[Your goal]
Write out the full set of records below exactly.

□ □ □ □ □ □ □

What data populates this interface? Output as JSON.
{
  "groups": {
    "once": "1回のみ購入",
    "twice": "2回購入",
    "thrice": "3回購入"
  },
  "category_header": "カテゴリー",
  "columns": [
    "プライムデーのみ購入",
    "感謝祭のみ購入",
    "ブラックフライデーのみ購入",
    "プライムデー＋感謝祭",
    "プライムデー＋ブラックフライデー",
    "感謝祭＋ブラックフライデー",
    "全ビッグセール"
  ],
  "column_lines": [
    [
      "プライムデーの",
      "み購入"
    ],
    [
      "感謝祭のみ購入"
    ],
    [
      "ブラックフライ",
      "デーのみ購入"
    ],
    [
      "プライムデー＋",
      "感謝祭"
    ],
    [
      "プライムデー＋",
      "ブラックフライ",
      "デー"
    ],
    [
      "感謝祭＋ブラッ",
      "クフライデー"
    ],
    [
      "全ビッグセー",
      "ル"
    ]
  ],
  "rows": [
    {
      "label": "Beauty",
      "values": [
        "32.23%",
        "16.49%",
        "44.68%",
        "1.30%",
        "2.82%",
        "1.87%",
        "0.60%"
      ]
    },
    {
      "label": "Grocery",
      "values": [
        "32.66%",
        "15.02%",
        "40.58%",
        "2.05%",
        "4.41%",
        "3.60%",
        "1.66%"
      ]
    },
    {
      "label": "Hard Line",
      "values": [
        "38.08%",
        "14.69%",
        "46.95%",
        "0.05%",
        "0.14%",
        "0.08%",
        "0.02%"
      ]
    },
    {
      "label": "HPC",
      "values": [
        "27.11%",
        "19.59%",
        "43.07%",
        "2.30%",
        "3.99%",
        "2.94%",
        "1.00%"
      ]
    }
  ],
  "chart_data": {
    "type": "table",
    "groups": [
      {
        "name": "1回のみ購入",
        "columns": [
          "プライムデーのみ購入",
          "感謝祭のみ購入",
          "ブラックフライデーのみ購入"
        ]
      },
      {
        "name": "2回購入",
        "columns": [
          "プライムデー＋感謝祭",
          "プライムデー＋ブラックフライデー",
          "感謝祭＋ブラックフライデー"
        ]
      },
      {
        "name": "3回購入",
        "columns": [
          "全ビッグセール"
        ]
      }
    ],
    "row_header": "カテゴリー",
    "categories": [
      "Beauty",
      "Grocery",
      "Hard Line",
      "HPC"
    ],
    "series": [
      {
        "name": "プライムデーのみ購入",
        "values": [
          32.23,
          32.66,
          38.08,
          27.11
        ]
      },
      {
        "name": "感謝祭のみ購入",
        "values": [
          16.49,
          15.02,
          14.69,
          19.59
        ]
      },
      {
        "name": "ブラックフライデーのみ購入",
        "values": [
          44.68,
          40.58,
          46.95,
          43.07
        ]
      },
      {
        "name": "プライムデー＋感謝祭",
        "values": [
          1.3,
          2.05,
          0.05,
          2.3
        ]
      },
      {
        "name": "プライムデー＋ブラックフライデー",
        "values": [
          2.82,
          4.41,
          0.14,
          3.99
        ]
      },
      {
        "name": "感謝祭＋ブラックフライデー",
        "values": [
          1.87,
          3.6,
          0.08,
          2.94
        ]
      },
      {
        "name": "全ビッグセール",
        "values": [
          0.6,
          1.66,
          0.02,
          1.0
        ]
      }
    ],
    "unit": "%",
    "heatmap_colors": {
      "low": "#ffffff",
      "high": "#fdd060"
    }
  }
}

□ □ □ □ □ □ □

[Output of the task]
What data populates this interface? Output as JSON.
{
  "groups": {
    "once": "1回のみ購入",
    "twice": "2回購入",
    "thrice": "3回購入"
  },
  "category_header": "カテゴリー",
  "columns": [
    "プライムデーのみ購入",
    "感謝祭のみ購入",
    "ブラックフライデーのみ購入",
    "プライムデー＋感謝祭",
    "プライムデー＋ブラックフライデー",
    "感謝祭＋ブラックフライデー",
    "全ビッグセール"
  ],
  "column_lines": [
    [
      "プライムデーの",
      "み購入"
    ],
    [
      "感謝祭のみ購入"
    ],
    [
      "ブラックフライ",
      "デーのみ購入"
    ],
    [
      "プライムデー＋",
      "感謝祭"
    ],
    [
      "プライムデー＋",
      "ブラックフライ",
      "デー"
    ],
    [
      "感謝祭＋ブラッ",
      "クフライデー"
    ],
    [
      "全ビッグセー",
      "ル"
    ]
  ],
  "rows": [
    {
      "label": "Beauty",
      "values": [
        "32.23%",
        "16.49%",
        "44.68%",
        "1.30%",
        "2.82%",
        "1.87%",
        "0.60%"
      ]
    },
    {
      "label": "Grocery",
      "values": [
        "32.66%",
        "15.02%",
        "40.58%",
        "2.05%",
        "4.41%",
        "3.60%",
        "1.66%"
      ]
    },
    {
      "label": "Hard Line",
      "values": [
        "38.08%",
        "14.69%",
        "46.95%",
        "0.05%",
        "0.14%",
        "0.08%",
        "0.02%"
      ]
    },
    {
      "label": "HPC",
      "values": [
        "27.11%",
        "19.59%",
        "43.07%",
        "2.30%",
        "3.99%",
        "2.94%",
        "1.00%"
      ]
    }
  ],
  "chart_data": {
    "type": "table",
    "groups": [
      {
        "name": "1回のみ購入",
        "columns": [
          "プライムデーのみ購入",
          "感謝祭のみ購入",
          "ブラックフライデーのみ購入"
        ]
      },
      {
        "name": "2回購入",
        "columns": [
          "プライムデー＋感謝祭",
          "プライムデー＋ブラックフライデー",
          "感謝祭＋ブラックフライデー"
        ]
      },
      {
        "name": "3回購入",
        "columns": [
          "全ビッグセール"
        ]
      }
    ],
    "row_header": "カテゴリー",
    "categories": [
      "Beauty",
      "Grocery",
      "Hard Line",
      "HPC"
    ],
    "series": [
      {
        "name": "プライムデーのみ購入",
        "values": [
          32.23,
          32.66,
          38.08,
          27.11
        ]
      },
      {
        "name": "感謝祭のみ購入",
        "values": [
          16.49,
          15.02,
          14.69,
          19.59
        ]
      },
      {
        "name": "ブラックフライデーのみ購入",
        "values": [
          44.68,
          40.58,
          46.95,
          43.07
        ]
      },
      {
        "name": "プライムデー＋感謝祭",
        "values": [
          1.3,
          2.05,
          0.05,
          2.3
        ]
      },
      {
        "name": "プライムデー＋ブラックフライデー",
        "values": [
          2.82,
          4.41,
          0.14,
          3.99
        ]
      },
      {
        "name": "感謝祭＋ブラックフライデー",
        "values": [
          1.87,
          3.6,
          0.08,
          2.94
        ]
      },
      {
        "name": "全ビッグセール",
        "values": [
          0.6,
          1.66,
          0.02,
          1.0
        ]
      }
    ],
    "unit": "%",
    "heatmap_colors": {
      "low": "#ffffff",
      "high": "#fdd060"
    }
  }
}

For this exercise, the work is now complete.